Could you show all lines in the entries below that contain the string "through"?

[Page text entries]
════════════════════
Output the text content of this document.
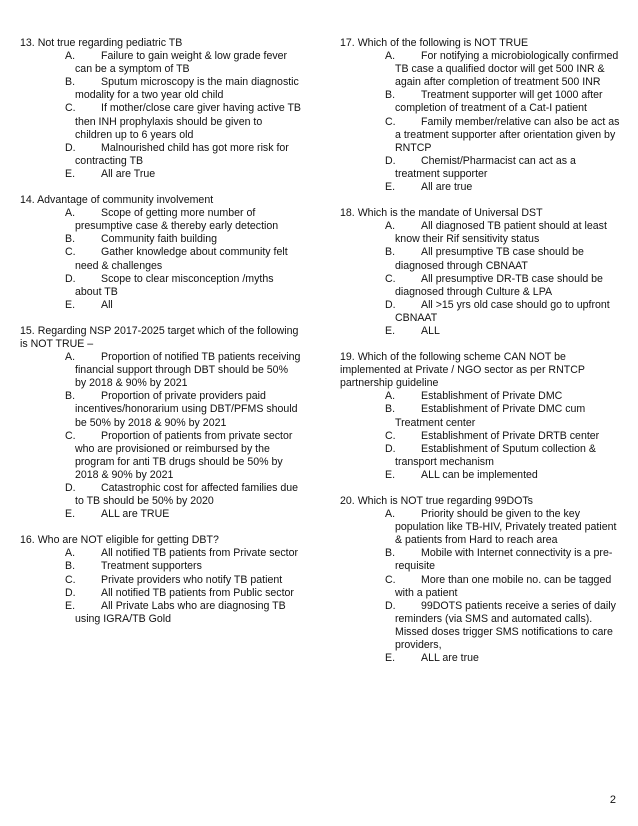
13. Not true regarding pediatric TB
A.	Failure to gain weight & low grade fever can be a symptom of TB
B.	Sputum microscopy is the main diagnostic modality for a two year old child
C.	If mother/close care giver having active TB then INH prophylaxis should be given to children up to 6 years old
D.	Malnourished child has got more risk for contracting TB
E.	All are True
14. Advantage of community involvement
A.	Scope of getting more number of presumptive case & thereby early detection
B.	Community faith building
C.	Gather knowledge about community felt need & challenges
D.	Scope to clear misconception /myths about TB
E.	All
15. Regarding NSP 2017-2025 target which of the following is NOT TRUE –
A.	Proportion of notified TB patients receiving financial support through DBT should be 50% by 2018 & 90% by 2021
B.	Proportion of private providers paid incentives/honorarium using DBT/PFMS should be 50% by 2018 & 90% by 2021
C.	Proportion of patients from private sector who are provisioned or reimbursed by the program for anti TB drugs should be 50% by 2018 & 90% by 2021
D.	Catastrophic cost for affected families due to TB should be 50% by 2020
E.	ALL are TRUE
16. Who are NOT eligible for getting DBT?
A.	All notified TB patients from Private sector
B.	Treatment supporters
C.	Private providers who notify TB patient
D.	All notified TB patients from Public sector
E.	All Private Labs who are diagnosing TB using IGRA/TB Gold
17. Which of the following is NOT TRUE
A.	For notifying a microbiologically confirmed TB case a qualified doctor will get 500 INR & again after completion of treatment 500 INR
B.	Treatment supporter will get 1000 after completion of treatment of a Cat-I patient
C.	Family member/relative can also be act as a treatment supporter after orientation given by RNTCP
D.	Chemist/Pharmacist can act as a treatment supporter
E.	All are true
18. Which is the mandate of Universal DST
A.	All diagnosed TB patient should at least know their Rif sensitivity status
B.	All presumptive TB case should be diagnosed through CBNAAT
C.	All presumptive DR-TB case should be diagnosed through Culture & LPA
D.	All >15 yrs old case should go to upfront CBNAAT
E.	ALL
19. Which of the following scheme CAN NOT be implemented at Private / NGO sector as per RNTCP partnership guideline
A.	Establishment of Private DMC
B.	Establishment of Private DMC cum Treatment center
C.	Establishment of Private DRTB center
D.	Establishment of Sputum collection & transport mechanism
E.	ALL can be implemented
20. Which is NOT true regarding 99DOTs
A.	Priority should be given to the key population like TB-HIV, Privately treated patient & patients from Hard to reach area
B.	Mobile with Internet connectivity is a pre-requisite
C.	More than one mobile no. can be tagged with a patient
D.	99DOTS patients receive a series of daily reminders (via SMS and automated calls). Missed doses trigger SMS notifications to care providers,
E.	ALL are true
2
════════════════════
* [Exercise output]
A.	Proportion of notified TB patients receiving financial support through DBT should be 50% by 2018 & 90% by 2021
B.	All presumptive TB case should be diagnosed through CBNAAT
C.	All presumptive DR-TB case should be diagnosed through Culture & LPA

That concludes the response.